Topics in History: Dearfield, Colorado


Poster, RMN-055-1557. Courtesy, Western History/Genealogy Dept., Denver Public Library

The town of Dearfield, located 30 miles east of Greeley, was established on May 5, 1910 by Oliver Toussaint Jackson, as a self-sufficient African American agricultural colony.  Jackson, a successful businessman from Boulder, hoped the location would accommodate 200 families and quickly began to advertise for “colonists.”  The first families came in 1911 and by 1917 the community had grown to a population of about 60 families with 200 to 300 residents. The town boasted two churches, a school, filling station, grocery store, boarding house, restaurant, and dance pavilion.

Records
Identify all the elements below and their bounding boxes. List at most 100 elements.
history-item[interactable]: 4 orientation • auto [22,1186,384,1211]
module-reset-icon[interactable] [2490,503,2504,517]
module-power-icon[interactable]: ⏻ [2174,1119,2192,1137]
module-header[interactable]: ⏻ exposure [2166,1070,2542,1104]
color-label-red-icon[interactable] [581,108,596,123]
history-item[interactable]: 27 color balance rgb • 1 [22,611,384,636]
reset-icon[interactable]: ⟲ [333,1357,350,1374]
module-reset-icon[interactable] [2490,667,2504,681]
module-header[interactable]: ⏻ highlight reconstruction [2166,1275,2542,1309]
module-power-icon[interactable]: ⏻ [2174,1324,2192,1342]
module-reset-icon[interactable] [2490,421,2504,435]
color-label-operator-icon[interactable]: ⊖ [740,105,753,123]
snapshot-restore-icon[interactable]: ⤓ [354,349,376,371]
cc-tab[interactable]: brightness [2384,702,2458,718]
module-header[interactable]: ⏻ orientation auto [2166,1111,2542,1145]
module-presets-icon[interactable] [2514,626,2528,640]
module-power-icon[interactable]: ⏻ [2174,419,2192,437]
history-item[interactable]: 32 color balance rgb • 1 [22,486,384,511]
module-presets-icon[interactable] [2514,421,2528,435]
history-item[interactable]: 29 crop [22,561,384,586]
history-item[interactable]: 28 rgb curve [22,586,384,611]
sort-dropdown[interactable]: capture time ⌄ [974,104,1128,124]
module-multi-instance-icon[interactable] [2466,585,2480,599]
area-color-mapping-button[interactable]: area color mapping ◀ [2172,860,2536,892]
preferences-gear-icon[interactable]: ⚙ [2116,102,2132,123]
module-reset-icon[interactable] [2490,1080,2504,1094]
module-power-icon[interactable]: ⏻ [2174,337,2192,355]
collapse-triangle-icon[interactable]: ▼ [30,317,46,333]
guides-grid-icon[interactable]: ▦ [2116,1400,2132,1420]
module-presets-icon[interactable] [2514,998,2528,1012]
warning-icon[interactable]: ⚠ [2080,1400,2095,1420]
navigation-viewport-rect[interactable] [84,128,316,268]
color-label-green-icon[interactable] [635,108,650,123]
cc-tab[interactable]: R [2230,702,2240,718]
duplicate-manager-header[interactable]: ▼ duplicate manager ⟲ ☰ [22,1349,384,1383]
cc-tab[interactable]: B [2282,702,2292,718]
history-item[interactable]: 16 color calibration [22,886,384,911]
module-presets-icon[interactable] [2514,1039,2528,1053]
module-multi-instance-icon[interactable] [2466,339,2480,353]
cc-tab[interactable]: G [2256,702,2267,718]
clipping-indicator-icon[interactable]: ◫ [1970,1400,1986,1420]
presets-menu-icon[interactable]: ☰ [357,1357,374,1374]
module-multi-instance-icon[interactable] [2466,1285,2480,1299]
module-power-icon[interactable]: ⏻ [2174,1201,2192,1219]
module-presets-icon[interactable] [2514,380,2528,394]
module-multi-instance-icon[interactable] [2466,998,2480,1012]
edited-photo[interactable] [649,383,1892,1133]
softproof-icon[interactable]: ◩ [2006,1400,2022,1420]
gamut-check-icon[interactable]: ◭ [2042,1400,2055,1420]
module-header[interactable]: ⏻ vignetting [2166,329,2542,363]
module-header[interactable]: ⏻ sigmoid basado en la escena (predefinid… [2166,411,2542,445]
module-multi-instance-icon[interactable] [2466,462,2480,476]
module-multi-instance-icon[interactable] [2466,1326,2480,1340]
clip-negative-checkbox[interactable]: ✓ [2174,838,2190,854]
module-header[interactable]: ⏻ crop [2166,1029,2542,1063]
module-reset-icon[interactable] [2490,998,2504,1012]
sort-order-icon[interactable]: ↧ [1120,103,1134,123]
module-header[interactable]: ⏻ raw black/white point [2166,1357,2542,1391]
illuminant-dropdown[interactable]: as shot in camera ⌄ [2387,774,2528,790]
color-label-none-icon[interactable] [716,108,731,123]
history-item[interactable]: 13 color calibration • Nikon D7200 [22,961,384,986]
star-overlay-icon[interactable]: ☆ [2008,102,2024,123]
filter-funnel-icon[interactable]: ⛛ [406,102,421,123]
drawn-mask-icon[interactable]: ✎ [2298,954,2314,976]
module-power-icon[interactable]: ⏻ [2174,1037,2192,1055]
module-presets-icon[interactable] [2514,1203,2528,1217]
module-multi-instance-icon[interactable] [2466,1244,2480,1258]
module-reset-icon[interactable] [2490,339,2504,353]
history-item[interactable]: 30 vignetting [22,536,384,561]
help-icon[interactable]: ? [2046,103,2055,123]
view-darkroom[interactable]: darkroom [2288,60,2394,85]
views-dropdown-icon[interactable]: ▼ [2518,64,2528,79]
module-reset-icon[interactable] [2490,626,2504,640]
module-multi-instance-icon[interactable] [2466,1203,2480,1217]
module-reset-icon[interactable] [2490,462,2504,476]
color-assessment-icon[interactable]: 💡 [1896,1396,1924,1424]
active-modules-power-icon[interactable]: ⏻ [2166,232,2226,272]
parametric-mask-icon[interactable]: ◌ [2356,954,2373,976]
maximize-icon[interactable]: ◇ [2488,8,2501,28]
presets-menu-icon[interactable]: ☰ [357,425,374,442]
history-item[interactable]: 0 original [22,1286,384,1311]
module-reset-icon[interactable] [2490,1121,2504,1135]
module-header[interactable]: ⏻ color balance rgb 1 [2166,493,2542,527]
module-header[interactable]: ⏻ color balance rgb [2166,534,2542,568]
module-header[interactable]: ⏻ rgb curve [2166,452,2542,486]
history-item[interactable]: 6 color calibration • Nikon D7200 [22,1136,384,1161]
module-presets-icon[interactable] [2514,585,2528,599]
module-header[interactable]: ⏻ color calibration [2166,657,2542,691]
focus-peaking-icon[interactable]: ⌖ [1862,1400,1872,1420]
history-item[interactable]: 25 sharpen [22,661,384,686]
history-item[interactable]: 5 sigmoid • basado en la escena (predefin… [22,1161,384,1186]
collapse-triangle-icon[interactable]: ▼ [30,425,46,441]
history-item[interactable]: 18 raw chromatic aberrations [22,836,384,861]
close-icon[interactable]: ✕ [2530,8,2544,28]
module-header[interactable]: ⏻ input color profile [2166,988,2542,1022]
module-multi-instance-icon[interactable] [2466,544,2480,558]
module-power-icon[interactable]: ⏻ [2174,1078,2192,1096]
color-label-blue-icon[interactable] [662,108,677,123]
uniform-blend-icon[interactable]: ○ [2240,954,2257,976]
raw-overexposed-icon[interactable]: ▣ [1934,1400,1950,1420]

→ **JOB A**
According to the Dearfield passage, who founded the town of Dearfield?
→ **JOB B**
Print the Dearfield passage from "Poster, RMN-055-1557. Courtesy, Western" up to and including "and dance pavilion.".
Work only from the Dearfield passage.

→ **SOLUTION A**
Oliver Toussaint Jackson

→ **SOLUTION B**
Poster, RMN-055-1557. Courtesy, Western History/Genealogy Dept., Denver Public Library

The town of Dearfield, located 30 miles east of Greeley, was established on May 5, 1910 by Oliver Toussaint Jackson, as a self-sufficient African American agricultural colony.  Jackson, a successful businessman from Boulder, hoped the location would accommodate 200 families and quickly began to advertise for “colonists.”  The first families came in 1911 and by 1917 the community had grown to a population of about 60 families with 200 to 300 residents. The town boasted two churches, a school, filling station, grocery store, boarding house, restaurant, and dance pavilion.